## Exercise description
Can you pull out each line of the data below that includes the word "році"?

## Material provided

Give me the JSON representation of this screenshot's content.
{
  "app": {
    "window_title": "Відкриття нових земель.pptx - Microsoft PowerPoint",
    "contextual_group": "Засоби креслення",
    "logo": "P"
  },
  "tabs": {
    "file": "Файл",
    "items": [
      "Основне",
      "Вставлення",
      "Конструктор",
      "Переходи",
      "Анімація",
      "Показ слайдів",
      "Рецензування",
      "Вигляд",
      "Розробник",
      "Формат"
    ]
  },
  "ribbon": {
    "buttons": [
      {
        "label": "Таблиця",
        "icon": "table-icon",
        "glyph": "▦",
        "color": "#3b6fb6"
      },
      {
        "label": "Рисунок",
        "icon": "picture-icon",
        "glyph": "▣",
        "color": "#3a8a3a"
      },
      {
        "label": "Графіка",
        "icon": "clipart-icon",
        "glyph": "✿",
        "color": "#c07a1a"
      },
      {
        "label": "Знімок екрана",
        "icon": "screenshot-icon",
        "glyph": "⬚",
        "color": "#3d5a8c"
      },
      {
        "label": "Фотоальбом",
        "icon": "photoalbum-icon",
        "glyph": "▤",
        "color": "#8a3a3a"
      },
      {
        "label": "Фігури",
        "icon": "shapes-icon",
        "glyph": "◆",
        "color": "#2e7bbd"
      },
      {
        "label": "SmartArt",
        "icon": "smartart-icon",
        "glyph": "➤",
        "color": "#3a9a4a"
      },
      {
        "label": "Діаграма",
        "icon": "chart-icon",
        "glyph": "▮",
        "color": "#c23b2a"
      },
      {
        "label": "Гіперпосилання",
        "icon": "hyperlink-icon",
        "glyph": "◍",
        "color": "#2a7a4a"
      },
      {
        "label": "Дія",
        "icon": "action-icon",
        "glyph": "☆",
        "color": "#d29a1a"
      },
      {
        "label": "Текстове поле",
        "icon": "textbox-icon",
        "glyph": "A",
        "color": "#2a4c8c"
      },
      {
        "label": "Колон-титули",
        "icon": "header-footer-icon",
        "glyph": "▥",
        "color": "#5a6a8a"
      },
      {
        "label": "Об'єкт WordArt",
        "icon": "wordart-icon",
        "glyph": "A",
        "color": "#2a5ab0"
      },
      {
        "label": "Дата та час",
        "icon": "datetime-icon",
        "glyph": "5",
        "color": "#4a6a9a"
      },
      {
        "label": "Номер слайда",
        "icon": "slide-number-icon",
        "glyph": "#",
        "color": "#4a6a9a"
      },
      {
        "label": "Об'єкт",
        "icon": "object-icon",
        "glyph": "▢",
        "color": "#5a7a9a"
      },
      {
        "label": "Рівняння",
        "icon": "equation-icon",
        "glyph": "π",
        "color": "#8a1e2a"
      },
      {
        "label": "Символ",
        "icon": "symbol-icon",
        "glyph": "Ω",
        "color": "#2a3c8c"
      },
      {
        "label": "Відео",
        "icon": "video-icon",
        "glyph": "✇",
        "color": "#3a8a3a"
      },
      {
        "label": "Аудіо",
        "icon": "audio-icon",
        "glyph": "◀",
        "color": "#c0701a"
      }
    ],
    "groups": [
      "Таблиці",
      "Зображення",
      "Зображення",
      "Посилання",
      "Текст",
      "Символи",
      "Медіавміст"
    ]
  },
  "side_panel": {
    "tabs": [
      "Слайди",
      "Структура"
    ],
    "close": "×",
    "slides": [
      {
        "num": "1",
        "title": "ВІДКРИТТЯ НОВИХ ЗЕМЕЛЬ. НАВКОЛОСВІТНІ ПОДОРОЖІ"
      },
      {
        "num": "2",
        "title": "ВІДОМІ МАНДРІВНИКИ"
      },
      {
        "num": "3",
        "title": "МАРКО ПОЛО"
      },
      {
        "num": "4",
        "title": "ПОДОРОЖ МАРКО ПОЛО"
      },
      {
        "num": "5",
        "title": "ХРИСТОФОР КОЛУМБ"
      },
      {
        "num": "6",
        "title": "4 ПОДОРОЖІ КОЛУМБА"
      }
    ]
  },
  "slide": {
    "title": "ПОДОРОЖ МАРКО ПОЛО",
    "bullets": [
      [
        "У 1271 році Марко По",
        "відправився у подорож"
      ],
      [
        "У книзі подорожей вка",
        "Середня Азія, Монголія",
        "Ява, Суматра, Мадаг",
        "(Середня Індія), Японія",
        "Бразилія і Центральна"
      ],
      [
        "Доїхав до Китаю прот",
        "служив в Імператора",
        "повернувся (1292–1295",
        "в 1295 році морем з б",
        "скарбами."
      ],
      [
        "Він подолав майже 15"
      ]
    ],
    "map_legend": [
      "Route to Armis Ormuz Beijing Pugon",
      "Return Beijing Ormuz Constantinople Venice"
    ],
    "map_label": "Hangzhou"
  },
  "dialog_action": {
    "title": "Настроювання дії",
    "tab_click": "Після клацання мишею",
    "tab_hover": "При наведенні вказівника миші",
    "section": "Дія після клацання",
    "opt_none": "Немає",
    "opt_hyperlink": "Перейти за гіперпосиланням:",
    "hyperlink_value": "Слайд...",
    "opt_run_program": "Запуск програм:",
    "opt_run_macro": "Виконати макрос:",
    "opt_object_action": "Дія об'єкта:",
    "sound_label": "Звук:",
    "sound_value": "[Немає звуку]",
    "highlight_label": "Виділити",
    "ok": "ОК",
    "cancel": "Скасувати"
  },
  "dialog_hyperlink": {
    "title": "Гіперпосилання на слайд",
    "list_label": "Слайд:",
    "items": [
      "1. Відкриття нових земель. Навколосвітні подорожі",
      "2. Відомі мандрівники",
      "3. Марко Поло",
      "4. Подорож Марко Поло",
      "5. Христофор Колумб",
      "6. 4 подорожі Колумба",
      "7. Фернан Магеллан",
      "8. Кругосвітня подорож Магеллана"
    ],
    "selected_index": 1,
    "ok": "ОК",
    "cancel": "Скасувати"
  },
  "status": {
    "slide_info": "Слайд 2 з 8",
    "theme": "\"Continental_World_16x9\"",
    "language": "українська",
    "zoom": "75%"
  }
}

...

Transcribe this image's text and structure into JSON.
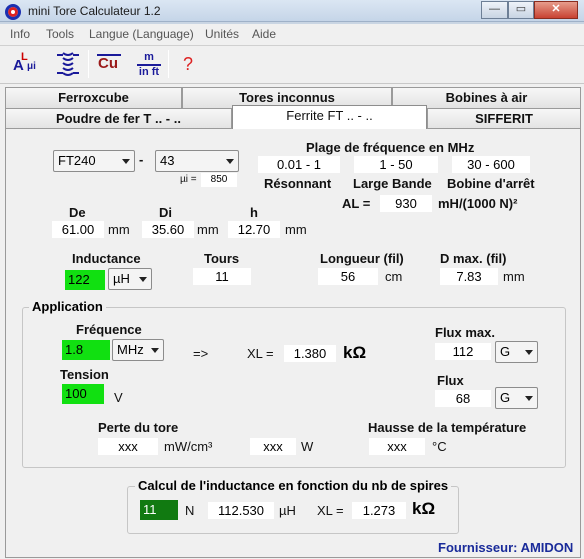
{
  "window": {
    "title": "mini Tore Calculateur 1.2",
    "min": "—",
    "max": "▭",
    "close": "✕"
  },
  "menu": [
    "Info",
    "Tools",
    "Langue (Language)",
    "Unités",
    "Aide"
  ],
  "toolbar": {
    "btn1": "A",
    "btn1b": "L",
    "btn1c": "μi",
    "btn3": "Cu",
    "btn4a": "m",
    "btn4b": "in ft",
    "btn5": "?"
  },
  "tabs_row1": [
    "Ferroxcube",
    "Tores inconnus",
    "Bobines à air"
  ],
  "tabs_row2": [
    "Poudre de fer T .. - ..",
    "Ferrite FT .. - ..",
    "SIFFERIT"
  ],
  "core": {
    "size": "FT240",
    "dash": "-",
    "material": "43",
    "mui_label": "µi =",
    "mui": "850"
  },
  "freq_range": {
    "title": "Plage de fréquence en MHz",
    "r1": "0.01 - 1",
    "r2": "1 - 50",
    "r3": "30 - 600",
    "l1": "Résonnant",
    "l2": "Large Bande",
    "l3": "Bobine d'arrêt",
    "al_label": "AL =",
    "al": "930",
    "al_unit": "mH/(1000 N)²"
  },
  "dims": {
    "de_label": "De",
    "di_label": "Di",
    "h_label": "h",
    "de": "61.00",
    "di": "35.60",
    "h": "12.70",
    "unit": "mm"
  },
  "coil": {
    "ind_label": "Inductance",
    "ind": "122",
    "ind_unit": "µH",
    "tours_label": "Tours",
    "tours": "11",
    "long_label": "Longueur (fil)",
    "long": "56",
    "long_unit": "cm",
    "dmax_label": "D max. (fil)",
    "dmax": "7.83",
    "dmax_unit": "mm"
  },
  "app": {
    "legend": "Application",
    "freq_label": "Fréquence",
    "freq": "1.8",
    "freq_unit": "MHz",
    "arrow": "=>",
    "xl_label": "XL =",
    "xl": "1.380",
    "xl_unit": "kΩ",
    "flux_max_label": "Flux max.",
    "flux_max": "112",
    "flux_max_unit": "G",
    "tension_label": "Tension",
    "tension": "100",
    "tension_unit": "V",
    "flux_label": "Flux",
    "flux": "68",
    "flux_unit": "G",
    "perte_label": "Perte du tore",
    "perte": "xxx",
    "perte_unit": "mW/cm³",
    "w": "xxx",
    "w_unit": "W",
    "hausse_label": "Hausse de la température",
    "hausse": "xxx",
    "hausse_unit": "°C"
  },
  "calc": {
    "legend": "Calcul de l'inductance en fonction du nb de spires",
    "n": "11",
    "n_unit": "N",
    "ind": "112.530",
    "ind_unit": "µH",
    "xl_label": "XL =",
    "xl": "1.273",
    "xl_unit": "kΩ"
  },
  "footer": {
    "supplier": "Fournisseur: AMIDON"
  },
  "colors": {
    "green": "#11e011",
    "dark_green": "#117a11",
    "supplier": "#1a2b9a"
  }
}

## Complete output
        "У 1271 році Марко По",
        "в 1295 році морем з б",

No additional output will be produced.